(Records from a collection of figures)

__________________________________________________

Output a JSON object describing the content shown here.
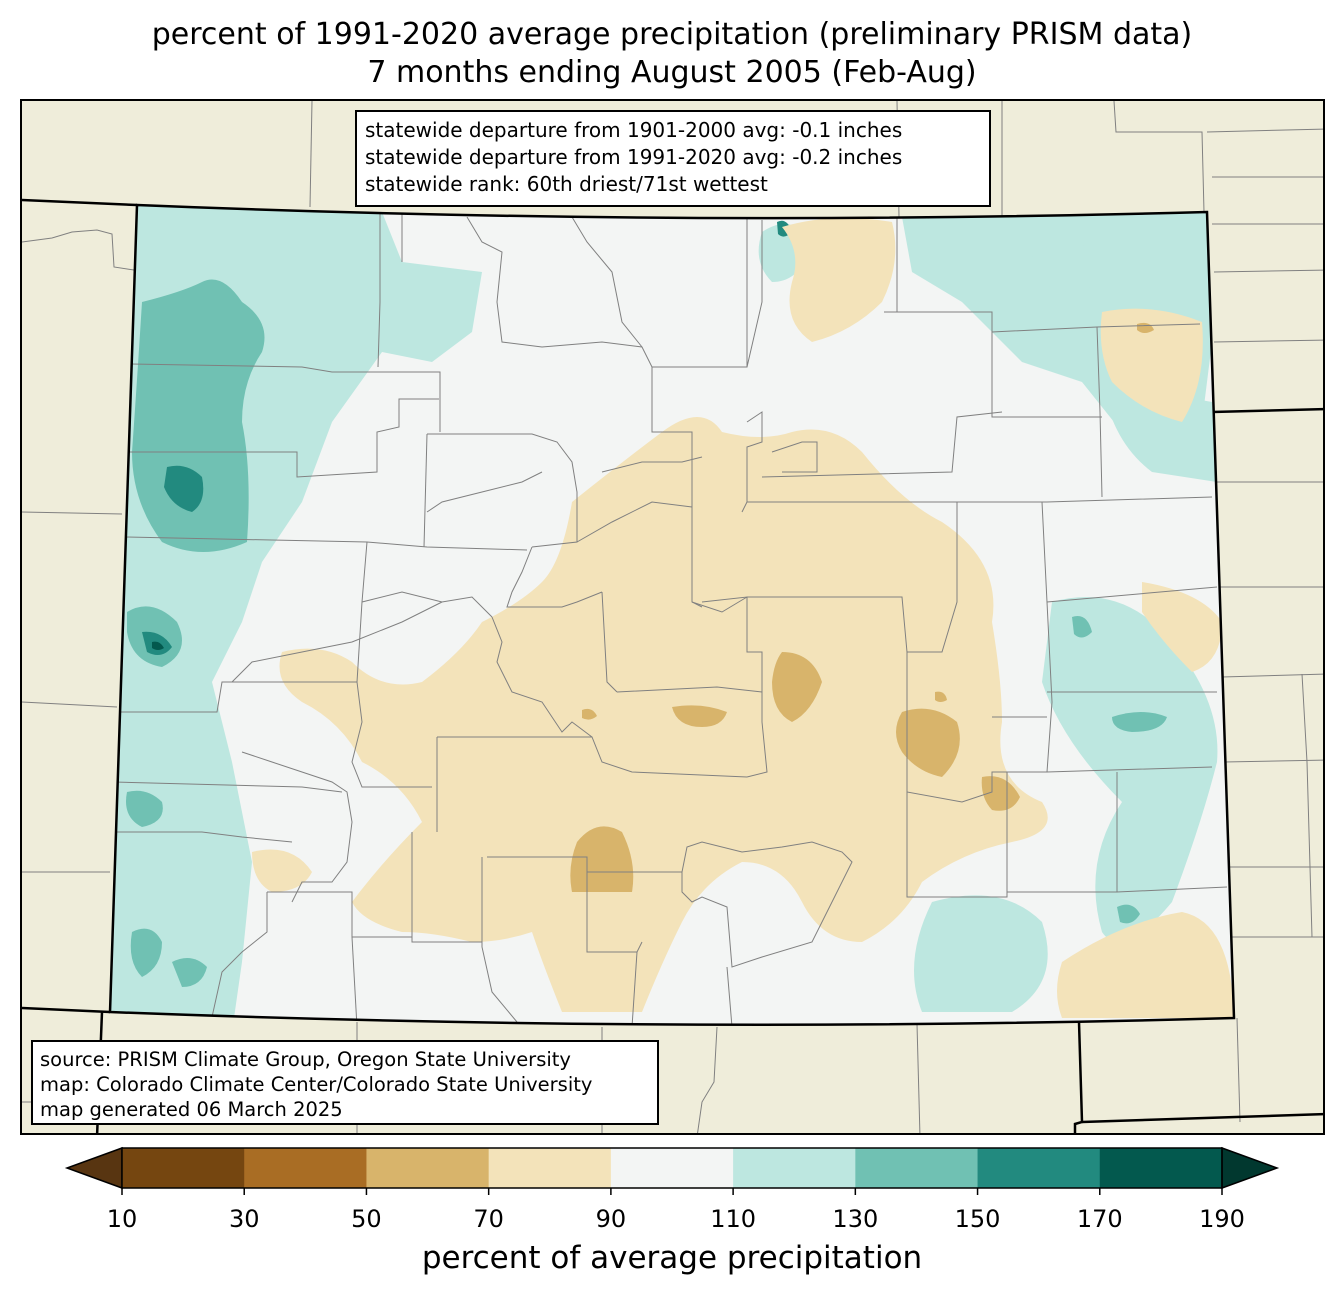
{
  "title_line1": "percent of 1991-2020 average precipitation (preliminary PRISM data)",
  "title_line2": "7 months ending August 2005 (Feb-Aug)",
  "stats": {
    "line1": "statewide departure from 1901-2000 avg: -0.1 inches",
    "line2": "statewide departure from 1991-2020 avg: -0.2 inches",
    "line3": "statewide rank: 60th driest/71st wettest"
  },
  "source": {
    "line1": "source: PRISM Climate Group, Oregon State University",
    "line2": "map: Colorado Climate Center/Colorado State University",
    "line3": "map generated 06 March 2025"
  },
  "colorbar": {
    "label": "percent of average precipitation",
    "ticks": [
      "10",
      "30",
      "50",
      "70",
      "90",
      "110",
      "130",
      "150",
      "170",
      "190"
    ],
    "colors": [
      "#754610",
      "#a96d24",
      "#d8b46b",
      "#f3e3ba",
      "#f3f5f4",
      "#bde7e0",
      "#70c1b3",
      "#228a7f",
      "#03594e"
    ],
    "under_color": "#583511",
    "over_color": "#01382f"
  },
  "colors": {
    "background_land": "#efedda",
    "state_fill": "#f3f5f4",
    "county_lines": "#808080",
    "state_border": "#000000"
  }
}
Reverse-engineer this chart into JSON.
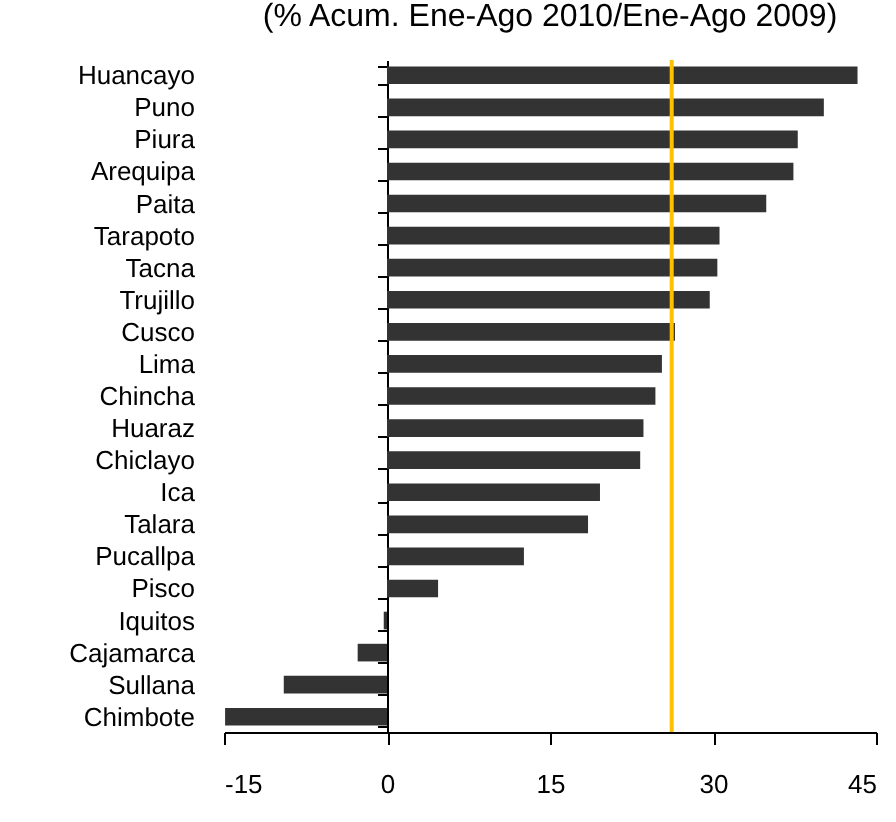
{
  "chart_data": {
    "type": "bar",
    "orientation": "horizontal",
    "title": "(% Acum. Ene-Ago 2010/Ene-Ago 2009)",
    "categories": [
      "Huancayo",
      "Puno",
      "Piura",
      "Arequipa",
      "Paita",
      "Tarapoto",
      "Tacna",
      "Trujillo",
      "Cusco",
      "Lima",
      "Chincha",
      "Huaraz",
      "Chiclayo",
      "Ica",
      "Talara",
      "Pucallpa",
      "Pisco",
      "Iquitos",
      "Cajamarca",
      "Sullana",
      "Chimbote"
    ],
    "values": [
      43.3,
      40.2,
      37.8,
      37.4,
      34.9,
      30.6,
      30.4,
      29.7,
      26.5,
      25.3,
      24.7,
      23.6,
      23.3,
      19.6,
      18.5,
      12.6,
      4.7,
      -0.3,
      -2.7,
      -9.5,
      -14.9
    ],
    "color": "#333333",
    "xlim": [
      -15,
      45
    ],
    "xticks": [
      -15,
      0,
      15,
      30,
      45
    ],
    "ref_lines": [
      {
        "axis": "x",
        "value": 26.2,
        "color": "#ffc000"
      }
    ]
  }
}
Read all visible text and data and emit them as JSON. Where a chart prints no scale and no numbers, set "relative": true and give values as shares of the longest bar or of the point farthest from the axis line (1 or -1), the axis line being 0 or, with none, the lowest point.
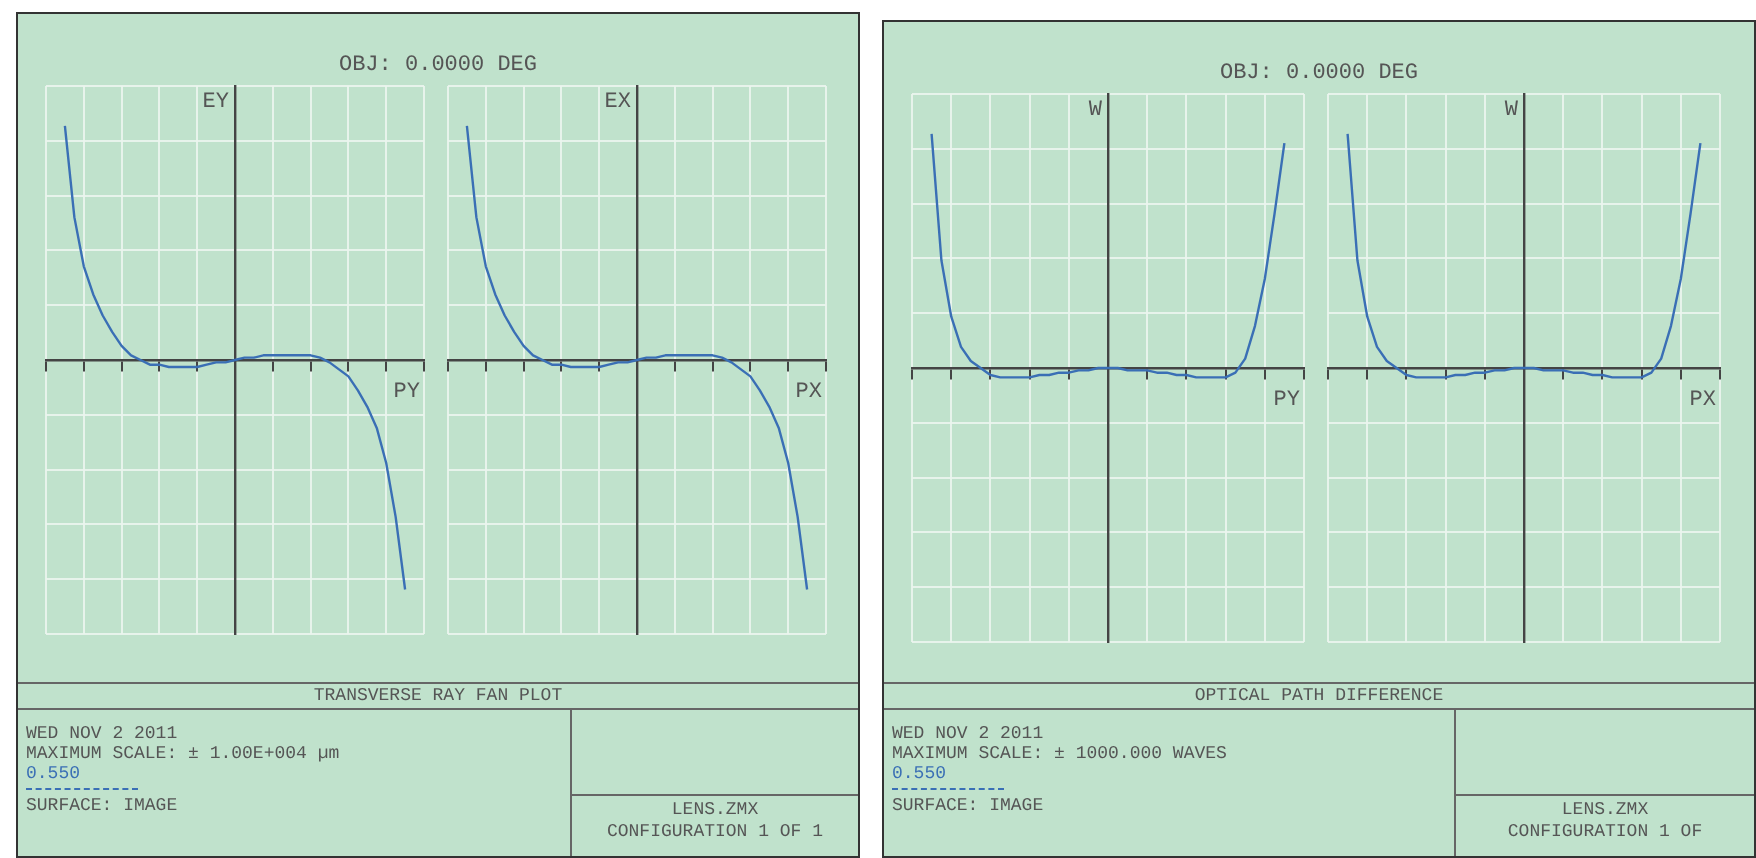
{
  "chart_data": [
    {
      "type": "line",
      "relative": true,
      "title": "OBJ: 0.0000 DEG",
      "ylabel": "EY",
      "xlabel": "PY",
      "grid": true,
      "legend": false,
      "marker": "none",
      "categories": [
        null,
        null,
        null,
        null,
        null,
        null,
        null,
        null,
        null,
        null,
        null,
        null,
        null,
        null,
        null,
        null,
        null,
        null,
        null,
        null,
        null,
        null,
        null,
        null,
        null,
        null,
        null,
        null,
        null,
        null,
        null,
        null,
        null,
        null,
        null,
        null,
        null,
        null,
        null,
        null,
        null
      ],
      "series": [
        {
          "name": "0.550",
          "color": "#3a6fb5",
          "values": [
            null,
            null,
            1,
            0.61,
            0.4,
            0.28,
            0.19,
            0.12,
            0.06,
            0.02,
            0,
            -0.02,
            -0.02,
            -0.03,
            -0.03,
            -0.03,
            -0.03,
            -0.02,
            -0.01,
            -0.01,
            0,
            0.01,
            0.01,
            0.02,
            0.02,
            0.02,
            0.02,
            0.02,
            0.02,
            0.01,
            -0.01,
            -0.04,
            -0.07,
            -0.13,
            -0.2,
            -0.29,
            -0.44,
            -0.67,
            -0.98,
            null,
            null
          ]
        }
      ],
      "annotations": [
        "TRANSVERSE RAY FAN PLOT",
        "WED NOV 2 2011",
        "MAXIMUM SCALE: ± 1.00E+004 µm",
        "SURFACE: IMAGE",
        "LENS.ZMX",
        "CONFIGURATION 1 OF 1"
      ]
    },
    {
      "type": "line",
      "relative": true,
      "ylabel": "EX",
      "xlabel": "PX",
      "grid": true,
      "legend": false,
      "marker": "none",
      "categories": [
        null,
        null,
        null,
        null,
        null,
        null,
        null,
        null,
        null,
        null,
        null,
        null,
        null,
        null,
        null,
        null,
        null,
        null,
        null,
        null,
        null,
        null,
        null,
        null,
        null,
        null,
        null,
        null,
        null,
        null,
        null,
        null,
        null,
        null,
        null,
        null,
        null,
        null,
        null,
        null,
        null
      ],
      "series": [
        {
          "color": "#3a6fb5",
          "values": [
            null,
            null,
            1,
            0.61,
            0.4,
            0.28,
            0.19,
            0.12,
            0.06,
            0.02,
            0,
            -0.02,
            -0.02,
            -0.03,
            -0.03,
            -0.03,
            -0.03,
            -0.02,
            -0.01,
            -0.01,
            0,
            0.01,
            0.01,
            0.02,
            0.02,
            0.02,
            0.02,
            0.02,
            0.02,
            0.01,
            -0.01,
            -0.04,
            -0.07,
            -0.13,
            -0.2,
            -0.29,
            -0.44,
            -0.67,
            -0.98,
            null,
            null
          ]
        }
      ]
    },
    {
      "type": "line",
      "relative": true,
      "title": "OBJ: 0.0000 DEG",
      "ylabel": "W",
      "xlabel": "PY",
      "grid": true,
      "legend": false,
      "marker": "none",
      "categories": [
        null,
        null,
        null,
        null,
        null,
        null,
        null,
        null,
        null,
        null,
        null,
        null,
        null,
        null,
        null,
        null,
        null,
        null,
        null,
        null,
        null,
        null,
        null,
        null,
        null,
        null,
        null,
        null,
        null,
        null,
        null,
        null,
        null,
        null,
        null,
        null,
        null,
        null,
        null,
        null,
        null
      ],
      "series": [
        {
          "name": "0.550",
          "color": "#3a6fb5",
          "values": [
            null,
            null,
            1,
            0.46,
            0.22,
            0.09,
            0.03,
            0,
            -0.03,
            -0.04,
            -0.04,
            -0.04,
            -0.04,
            -0.03,
            -0.03,
            -0.02,
            -0.02,
            -0.01,
            -0.01,
            0,
            0,
            0,
            -0.01,
            -0.01,
            -0.01,
            -0.02,
            -0.02,
            -0.03,
            -0.03,
            -0.04,
            -0.04,
            -0.04,
            -0.04,
            -0.02,
            0.04,
            0.18,
            0.38,
            0.66,
            0.96,
            null,
            null
          ]
        }
      ],
      "annotations": [
        "OPTICAL PATH DIFFERENCE",
        "WED NOV 2 2011",
        "MAXIMUM SCALE: ± 1000.000 WAVES",
        "SURFACE: IMAGE",
        "LENS.ZMX",
        "CONFIGURATION 1 OF"
      ]
    },
    {
      "type": "line",
      "relative": true,
      "ylabel": "W",
      "xlabel": "PX",
      "grid": true,
      "legend": false,
      "marker": "none",
      "categories": [
        null,
        null,
        null,
        null,
        null,
        null,
        null,
        null,
        null,
        null,
        null,
        null,
        null,
        null,
        null,
        null,
        null,
        null,
        null,
        null,
        null,
        null,
        null,
        null,
        null,
        null,
        null,
        null,
        null,
        null,
        null,
        null,
        null,
        null,
        null,
        null,
        null,
        null,
        null,
        null,
        null
      ],
      "series": [
        {
          "color": "#3a6fb5",
          "values": [
            null,
            null,
            1,
            0.46,
            0.22,
            0.09,
            0.03,
            0,
            -0.03,
            -0.04,
            -0.04,
            -0.04,
            -0.04,
            -0.03,
            -0.03,
            -0.02,
            -0.02,
            -0.01,
            -0.01,
            0,
            0,
            0,
            -0.01,
            -0.01,
            -0.01,
            -0.02,
            -0.02,
            -0.03,
            -0.03,
            -0.04,
            -0.04,
            -0.04,
            -0.04,
            -0.02,
            0.04,
            0.18,
            0.38,
            0.66,
            0.96,
            null,
            null
          ]
        }
      ]
    }
  ]
}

__________________________________________________

**SET EXERCISE**: From the entries above, pull out each line that includes "departure".

**EXERCISE ANSWER**:
    "line1": "statewide departure from 1901-2000 avg: -0.1 inches",
    "line2": "statewide departure from 1991-2020 avg: -0.2 inches",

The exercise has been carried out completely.